#### [PROBLEM REQUIREMENTS]
Set down the full listing exactly as given. Any pictures are to be left out.
:: SUPPLIED MATERIAL
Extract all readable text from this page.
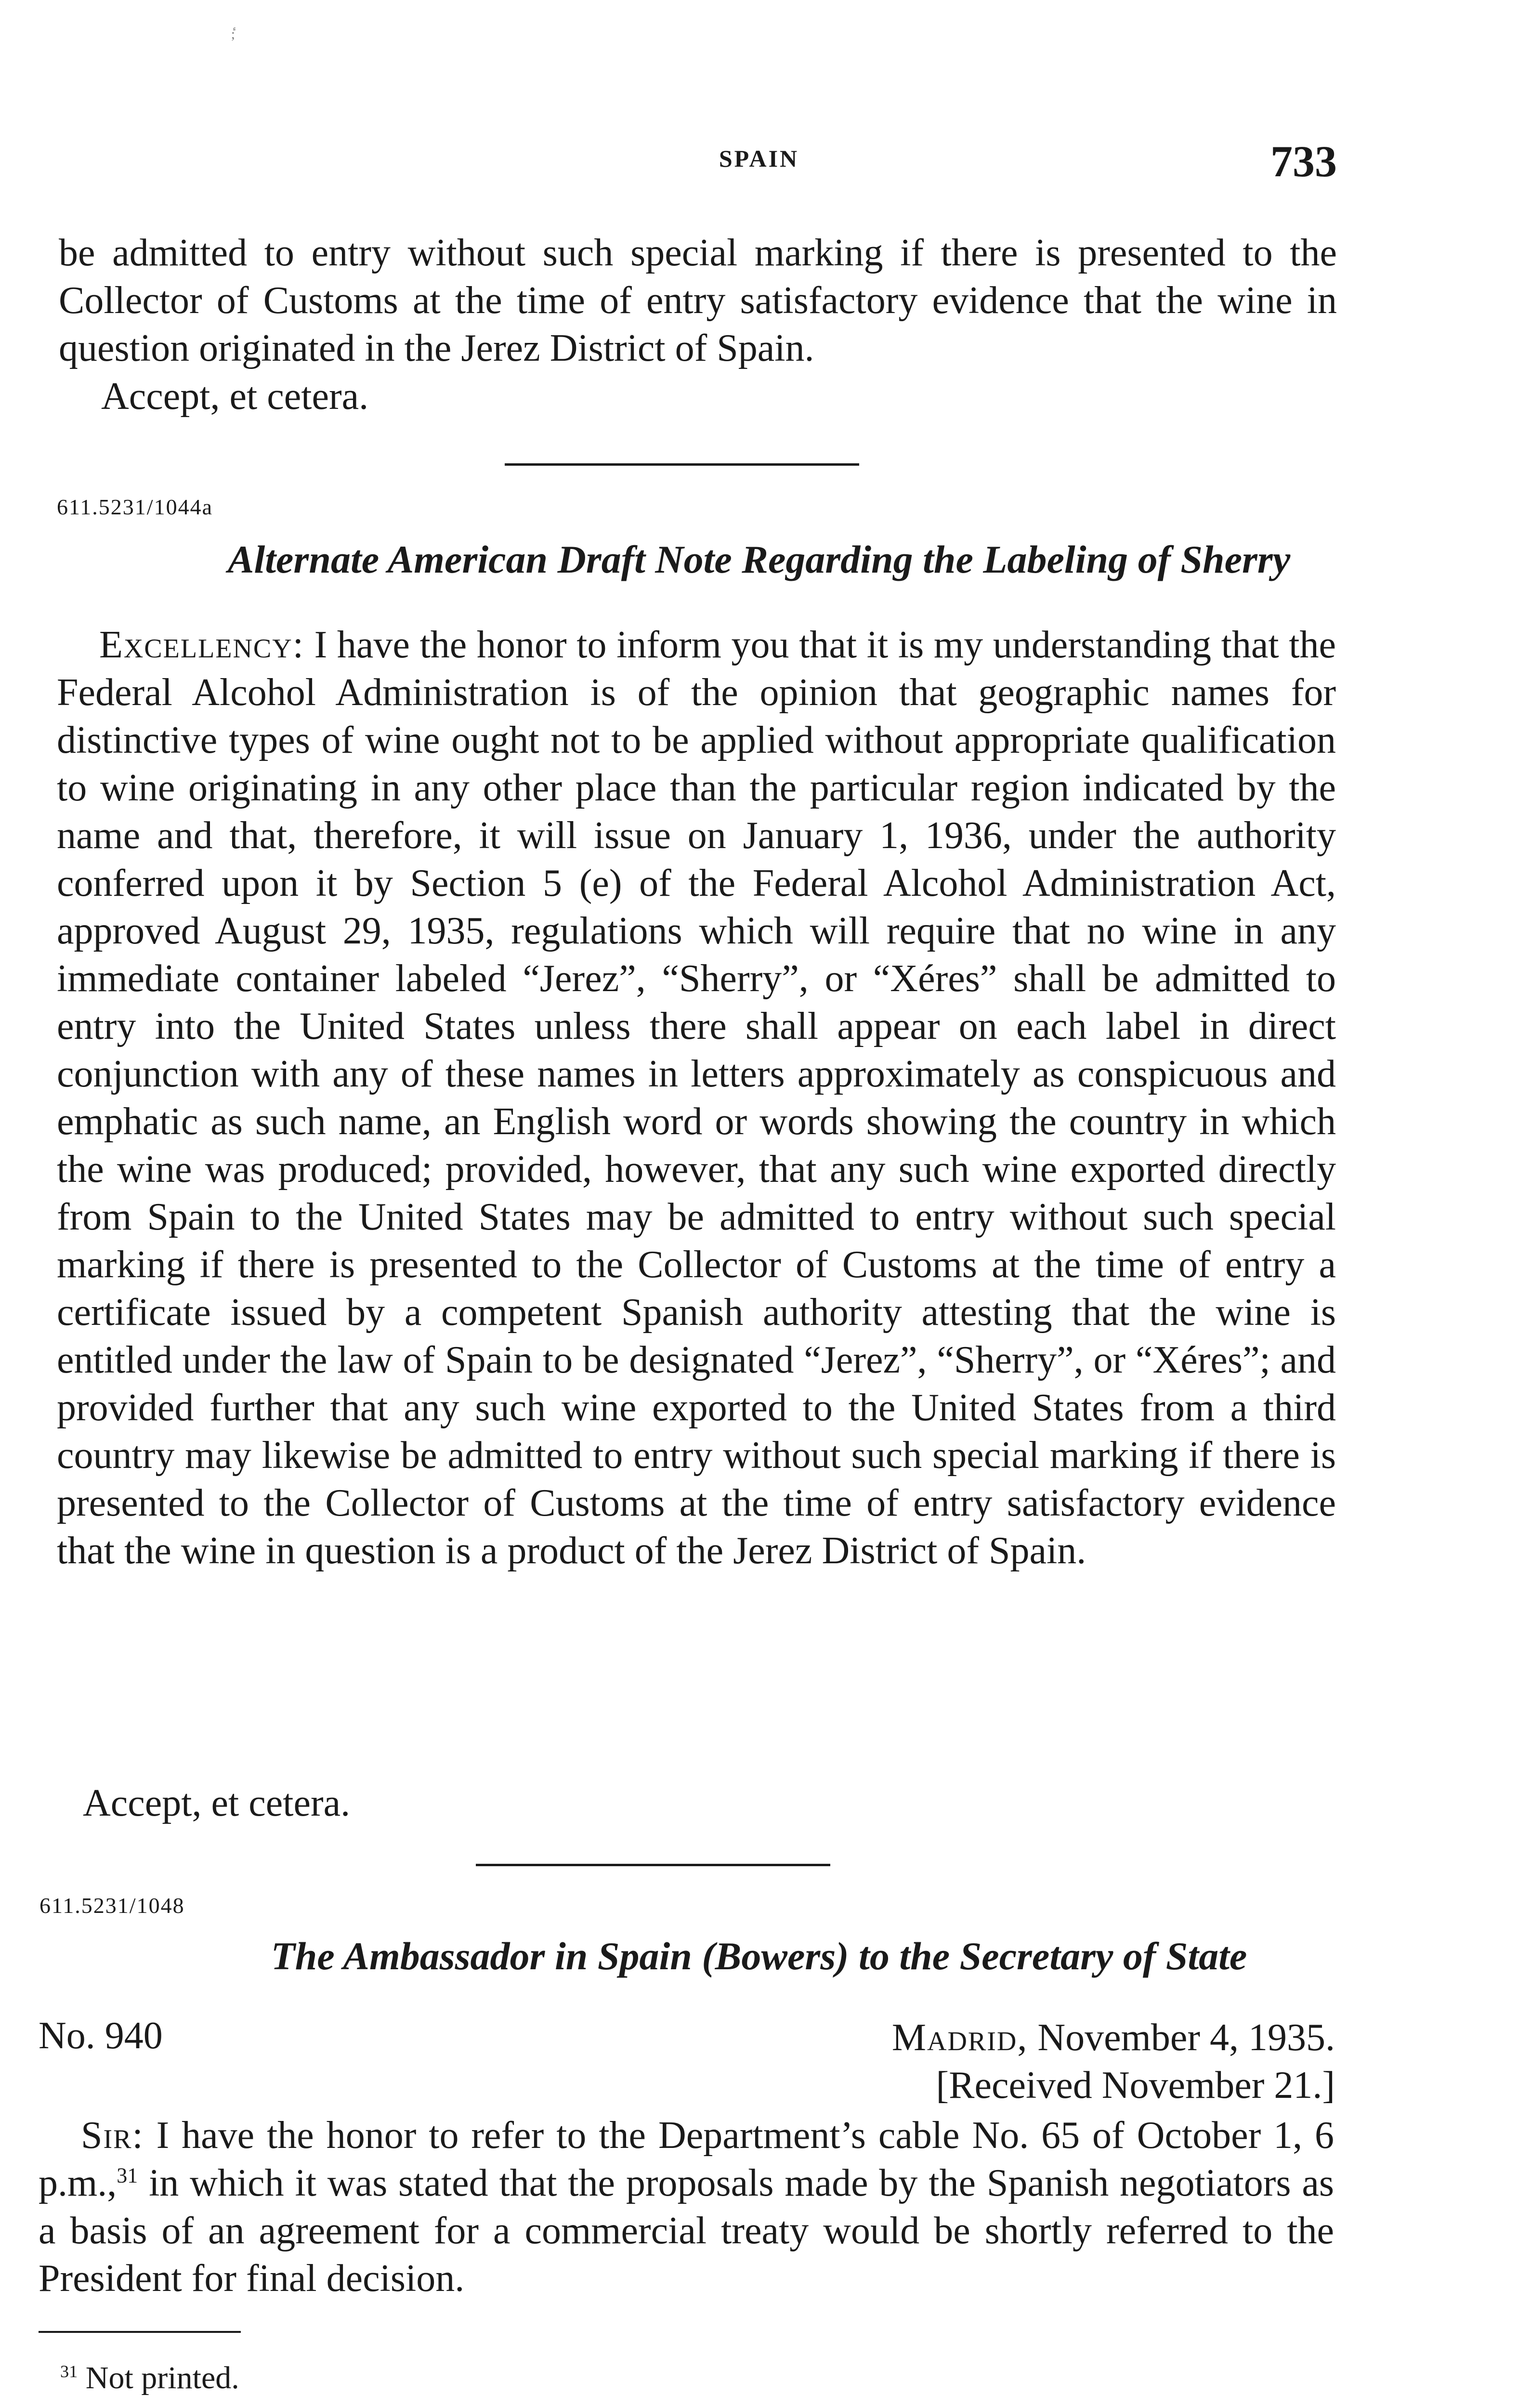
ٔ;
SPAIN	733

be admitted to entry without such special marking if there is presented to the Collector of Customs at the time of entry satisfactory evidence that the wine in question originated in the Jerez District of Spain.

Accept, et cetera.

611.5231/1044a
Alternate American Draft Note Regarding the Labeling of Sherry

Excellency: I have the honor to inform you that it is my understanding that the Federal Alcohol Administration is of the opinion that geographic names for distinctive types of wine ought not to be applied without appropriate qualification to wine originating in any other place than the particular region indicated by the name and that, therefore, it will issue on January 1, 1936, under the authority conferred upon it by Section 5 (e) of the Federal Alcohol Administration Act, approved August 29, 1935, regulations which will require that no wine in any immediate container labeled “Jerez”, “Sherry”, or “Xéres” shall be admitted to entry into the United States unless there shall appear on each label in direct conjunction with any of these names in letters approximately as conspicuous and emphatic as such name, an English word or words showing the country in which the wine was produced; provided, however, that any such wine exported directly from Spain to the United States may be admitted to entry without such special marking if there is presented to the Collector of Customs at the time of entry a certificate issued by a competent Spanish authority attesting that the wine is entitled under the law of Spain to be designated “Jerez”, “Sherry”, or “Xéres”; and provided further that any such wine exported to the United States from a third country may likewise be admitted to entry without such special marking if there is presented to the Collector of Customs at the time of entry satisfactory evidence that the wine in question is a product of the Jerez District of Spain.

Accept, et cetera.

611.5231/1048
The Ambassador in Spain (Bowers) to the Secretary of State
No. 940	Madrid, November 4, 1935.
[Received November 21.]

Sir: I have the honor to refer to the Department’s cable No. 65 of October 1, 6 p.m.,$^{31}$ in which it was stated that the proposals made by the Spanish negotiators as a basis of an agreement for a commercial treaty would be shortly referred to the President for final decision.

$^{31}$ Not printed.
::::
#### [WORKED SOLUTION]
Extract all readable text from this page.
ٔ;
SPAIN	733

be admitted to entry without such special marking if there is presented to the Collector of Customs at the time of entry satisfactory evidence that the wine in question originated in the Jerez District of Spain.

Accept, et cetera.

611.5231/1044a
Alternate American Draft Note Regarding the Labeling of Sherry

Excellency: I have the honor to inform you that it is my understanding that the Federal Alcohol Administration is of the opinion that geographic names for distinctive types of wine ought not to be applied without appropriate qualification to wine originating in any other place than the particular region indicated by the name and that, therefore, it will issue on January 1, 1936, under the authority conferred upon it by Section 5 (e) of the Federal Alcohol Administration Act, approved August 29, 1935, regulations which will require that no wine in any immediate container labeled “Jerez”, “Sherry”, or “Xéres” shall be admitted to entry into the United States unless there shall appear on each label in direct conjunction with any of these names in letters approximately as conspicuous and emphatic as such name, an English word or words showing the country in which the wine was produced; provided, however, that any such wine exported directly from Spain to the United States may be admitted to entry without such special marking if there is presented to the Collector of Customs at the time of entry a certificate issued by a competent Spanish authority attesting that the wine is entitled under the law of Spain to be designated “Jerez”, “Sherry”, or “Xéres”; and provided further that any such wine exported to the United States from a third country may likewise be admitted to entry without such special marking if there is presented to the Collector of Customs at the time of entry satisfactory evidence that the wine in question is a product of the Jerez District of Spain.

Accept, et cetera.

611.5231/1048
The Ambassador in Spain (Bowers) to the Secretary of State
No. 940	Madrid, November 4, 1935.
[Received November 21.]

Sir: I have the honor to refer to the Department’s cable No. 65 of October 1, 6 p.m.,$^{31}$ in which it was stated that the proposals made by the Spanish negotiators as a basis of an agreement for a commercial treaty would be shortly referred to the President for final decision.

$^{31}$ Not printed.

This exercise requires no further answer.